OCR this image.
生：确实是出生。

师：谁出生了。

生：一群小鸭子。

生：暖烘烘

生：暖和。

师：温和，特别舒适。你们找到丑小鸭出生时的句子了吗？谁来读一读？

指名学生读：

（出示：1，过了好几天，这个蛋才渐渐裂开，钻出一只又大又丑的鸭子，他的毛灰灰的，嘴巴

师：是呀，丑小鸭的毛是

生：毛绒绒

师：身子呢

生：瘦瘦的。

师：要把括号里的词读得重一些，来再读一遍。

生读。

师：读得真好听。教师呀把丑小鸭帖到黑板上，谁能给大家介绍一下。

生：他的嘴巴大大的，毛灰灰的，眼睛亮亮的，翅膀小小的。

..........

_Set problem_:
Print the whole listing exactly as it is.

_Full output_:
OCR this image.
生：确实是出生。

师：谁出生了。

生：一群小鸭子。

生：暖烘烘

生：暖和。

师：温和，特别舒适。你们找到丑小鸭出生时的句子了吗？谁来读一读？

指名学生读：

（出示：1，过了好几天，这个蛋才渐渐裂开，钻出一只又大又丑的鸭子，他的毛灰灰的，嘴巴

师：是呀，丑小鸭的毛是

生：毛绒绒

师：身子呢

生：瘦瘦的。

师：要把括号里的词读得重一些，来再读一遍。

生读。

师：读得真好听。教师呀把丑小鸭帖到黑板上，谁能给大家介绍一下。

生：他的嘴巴大大的，毛灰灰的，眼睛亮亮的，翅膀小小的。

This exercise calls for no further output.